All of which is to say, the Cubs have largely been as good as their record indicates, and project to still be pretty good for the rest of the season (even though the sky totally fell yesterday). How good? Well, according to both FanGraphs and Baseball Prospectus, the Cubs will not only be the best team in baseball when all is said and done, they’ll still win the most game from here on out. More specifically, FanGraphs is projecting a 76-53 finish to the season, which would put the Cubs at 101 wins on the year, while BP is projecting a 75-54 finish to the season, putting the Cubs right at 100 wins.
According to both systems, the Cubs’ 101-61 (or 100-62) record will be the best in baseball by a full 7 (or 6) games over the second place Mets (94-68) and 10 (or 9) games over the third place Red Sox and Nationals (91-71). As you can imagine, that does wonders for the chances of reaching the playoffs (warning: depending on how big of a fan you are, the rest of this is not safe for work):
Chicago Cubs Playoff Odds (FanGraphs)
- Chances of winning the division: 94.3%
- Chances of reaching the playoffs: 98.9%
- Chances of winning the NLDS: 55.3%
- Chances of winning the NLCS: 31.5%
- Chances of winning the World Series: 18.7%
Feel better yet, Cubs fans?
These aren’t homery projections based on my own bias. These are statistical models that are doing their best to objectively measure what is likely to happen at the end of the season. And FanGraphs isn’t alone:
Chicago Cubs Playoff Odds (Baseball Prospectus):
- Chances of winning the division: 93.3%
- Chances of reaching the playoffs: 98.7%
- Chances of winning the World Series: 16.5%
No matter how bad of a day you were having, it just got better. By TWO independent measures, the Cubs have above a 98% chance reaching the playoffs this year. I know we all sort of expected that, but it’s good to see it down on paper. The New York Mets are the next closest team with an 89.1% chance of reaching the playoffs.
But here’s the kicker..
Right now – using data alone – the Cubs have somewhere between a 16.5-18.7% chance of winning the 2016 World Series. (Remember, a pure roll of the dice would have each team in baseball with a 3.333% chance of winning the World Series – the Cubs are blowing that away.) We are flirting dangerously close to territory we haven’t ever seen.
But let’s pump the breaks.
You shouldn’t necessarily expect the Cubs to continue winning at the rate they have been (hey! that’s what I said last time), but it is true that the Cubs haven’t really lucked into any of this. They really have performed exceedingly well. Check out some of their statistics via FanGraphs, with their league ranking in parenthesis:
Chicago Cubs Offensive Statistics
- Walk Rate: 12.9% (1st, this improved since last time)
- Strikeout Rate: 19.3% (10th, this improved since last time)
- ISO: .169 (10th)
- OBP: .368 (1st, this improved since last time)
- SLG: .432 (8th)
- wOBA: .349 (3rd, this improved since last time)
- wRC+: 113 (5th, this improved since last time)
Chicago Cubs Pitching Statistics
- ERA: 2.67 (1st, ERA went up, but Cubs improved relative to the league)
- FIP: 3.24 (3rd)
- xFIP: 3.39 (3rd)
- K-Rate: 24.7% (2nd, rate decrease, but Cubs improved relative to the league)
- Walk Rate: 8.2% (15th)
- K/BB: 3.02 (7th)
- AVG (against): .199 (1st)
- WHIP: 1.04 (1st, WHIP increase, but remained in 1st relative to the league)
Above, I listed just about 15 of the most important statistics on both offense and defense, and in all but one, the Cubs are at least in the top 10. Moreover, they’re still the leaders in 5 total categories and are top three in 9 out of 15. Last time we checked in, we were surprised that the Cubs were this good on both sides of the ball but somehow, they found a way to keep being so.
Anything can happen over the course of a long season, but as of now, the Cubs are still the team to beat.

→ Given records

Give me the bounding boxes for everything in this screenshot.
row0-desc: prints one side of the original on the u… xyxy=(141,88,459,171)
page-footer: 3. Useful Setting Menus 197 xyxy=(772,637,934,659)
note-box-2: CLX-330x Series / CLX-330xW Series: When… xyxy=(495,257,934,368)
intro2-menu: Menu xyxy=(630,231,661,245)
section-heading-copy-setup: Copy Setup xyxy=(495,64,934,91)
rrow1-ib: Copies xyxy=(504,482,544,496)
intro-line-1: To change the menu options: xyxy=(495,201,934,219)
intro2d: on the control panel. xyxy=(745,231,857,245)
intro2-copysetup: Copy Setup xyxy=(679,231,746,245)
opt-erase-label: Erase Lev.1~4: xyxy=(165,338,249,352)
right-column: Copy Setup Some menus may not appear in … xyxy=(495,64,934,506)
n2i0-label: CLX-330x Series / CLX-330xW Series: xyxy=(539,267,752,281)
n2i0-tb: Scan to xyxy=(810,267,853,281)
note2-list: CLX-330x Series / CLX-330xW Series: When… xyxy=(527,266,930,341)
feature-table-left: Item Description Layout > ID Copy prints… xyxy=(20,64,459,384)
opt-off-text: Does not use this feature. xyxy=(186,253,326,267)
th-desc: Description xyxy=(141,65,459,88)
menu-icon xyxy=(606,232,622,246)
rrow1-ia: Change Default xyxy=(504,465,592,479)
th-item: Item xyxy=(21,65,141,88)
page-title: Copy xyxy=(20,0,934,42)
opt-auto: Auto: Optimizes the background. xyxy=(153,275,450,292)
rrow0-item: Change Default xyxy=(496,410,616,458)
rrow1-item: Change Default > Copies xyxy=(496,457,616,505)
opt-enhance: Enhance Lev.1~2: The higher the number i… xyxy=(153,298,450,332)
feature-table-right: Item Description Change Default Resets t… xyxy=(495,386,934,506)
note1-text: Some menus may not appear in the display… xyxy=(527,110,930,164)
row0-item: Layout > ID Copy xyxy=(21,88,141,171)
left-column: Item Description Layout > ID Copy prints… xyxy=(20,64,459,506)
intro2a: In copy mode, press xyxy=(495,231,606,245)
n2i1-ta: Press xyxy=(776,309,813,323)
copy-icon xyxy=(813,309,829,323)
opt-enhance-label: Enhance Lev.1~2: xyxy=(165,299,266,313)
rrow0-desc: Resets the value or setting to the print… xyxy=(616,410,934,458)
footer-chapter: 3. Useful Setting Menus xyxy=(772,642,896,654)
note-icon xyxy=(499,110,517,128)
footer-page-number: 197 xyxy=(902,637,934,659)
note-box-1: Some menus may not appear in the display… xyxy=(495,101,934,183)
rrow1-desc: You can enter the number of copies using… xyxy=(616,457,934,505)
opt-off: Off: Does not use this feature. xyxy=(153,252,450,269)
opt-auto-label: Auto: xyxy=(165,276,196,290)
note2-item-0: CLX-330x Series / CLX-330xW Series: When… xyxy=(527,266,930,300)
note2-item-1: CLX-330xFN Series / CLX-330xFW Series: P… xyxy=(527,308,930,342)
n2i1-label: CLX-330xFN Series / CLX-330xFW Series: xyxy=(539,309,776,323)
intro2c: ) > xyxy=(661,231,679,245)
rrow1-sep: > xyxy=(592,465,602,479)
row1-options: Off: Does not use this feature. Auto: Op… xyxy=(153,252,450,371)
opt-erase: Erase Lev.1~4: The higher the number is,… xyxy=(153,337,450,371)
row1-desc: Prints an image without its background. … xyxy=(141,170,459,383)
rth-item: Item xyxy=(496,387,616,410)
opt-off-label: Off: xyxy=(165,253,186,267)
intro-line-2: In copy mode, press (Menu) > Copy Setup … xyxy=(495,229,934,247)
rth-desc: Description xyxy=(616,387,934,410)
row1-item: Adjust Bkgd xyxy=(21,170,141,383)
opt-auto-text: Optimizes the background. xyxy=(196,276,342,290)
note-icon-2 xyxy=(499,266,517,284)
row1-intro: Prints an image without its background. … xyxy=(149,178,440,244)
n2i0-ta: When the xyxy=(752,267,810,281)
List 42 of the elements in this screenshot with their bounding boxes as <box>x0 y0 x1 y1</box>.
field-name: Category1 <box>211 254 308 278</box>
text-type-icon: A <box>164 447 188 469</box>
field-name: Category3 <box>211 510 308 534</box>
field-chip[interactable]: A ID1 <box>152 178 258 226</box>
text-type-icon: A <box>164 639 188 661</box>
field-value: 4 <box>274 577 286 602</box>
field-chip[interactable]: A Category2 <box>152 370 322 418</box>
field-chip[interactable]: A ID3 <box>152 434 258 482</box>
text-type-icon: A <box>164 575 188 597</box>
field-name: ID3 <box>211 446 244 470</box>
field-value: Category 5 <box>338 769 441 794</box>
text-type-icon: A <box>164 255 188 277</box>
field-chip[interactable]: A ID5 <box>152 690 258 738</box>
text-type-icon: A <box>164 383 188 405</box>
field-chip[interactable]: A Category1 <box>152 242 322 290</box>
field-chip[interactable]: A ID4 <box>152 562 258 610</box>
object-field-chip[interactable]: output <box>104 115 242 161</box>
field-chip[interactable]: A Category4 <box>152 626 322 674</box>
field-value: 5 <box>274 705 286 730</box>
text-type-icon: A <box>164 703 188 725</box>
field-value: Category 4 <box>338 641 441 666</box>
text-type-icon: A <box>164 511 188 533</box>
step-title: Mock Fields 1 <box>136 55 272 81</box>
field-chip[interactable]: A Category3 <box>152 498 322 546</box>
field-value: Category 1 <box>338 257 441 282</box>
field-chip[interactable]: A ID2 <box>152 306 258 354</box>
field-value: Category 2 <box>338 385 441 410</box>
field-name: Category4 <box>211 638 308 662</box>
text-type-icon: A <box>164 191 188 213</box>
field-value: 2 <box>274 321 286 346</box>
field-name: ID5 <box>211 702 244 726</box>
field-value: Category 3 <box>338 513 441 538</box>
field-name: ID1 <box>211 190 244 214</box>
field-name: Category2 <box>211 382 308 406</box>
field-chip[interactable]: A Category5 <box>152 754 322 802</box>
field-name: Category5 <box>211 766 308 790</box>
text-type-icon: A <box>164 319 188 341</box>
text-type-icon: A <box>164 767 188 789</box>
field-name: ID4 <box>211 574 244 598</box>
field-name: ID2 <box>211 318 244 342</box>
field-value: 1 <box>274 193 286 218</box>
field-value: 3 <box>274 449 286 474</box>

→ Task brief
Please list every statistic in the Cubs article for which the Cubs hold a 1st-place league ranking, with its value.

→ Response
- Walk Rate (offense): 12.9%
- OBP: .368
- ERA: 2.67
- AVG (against): .199
- WHIP: 1.04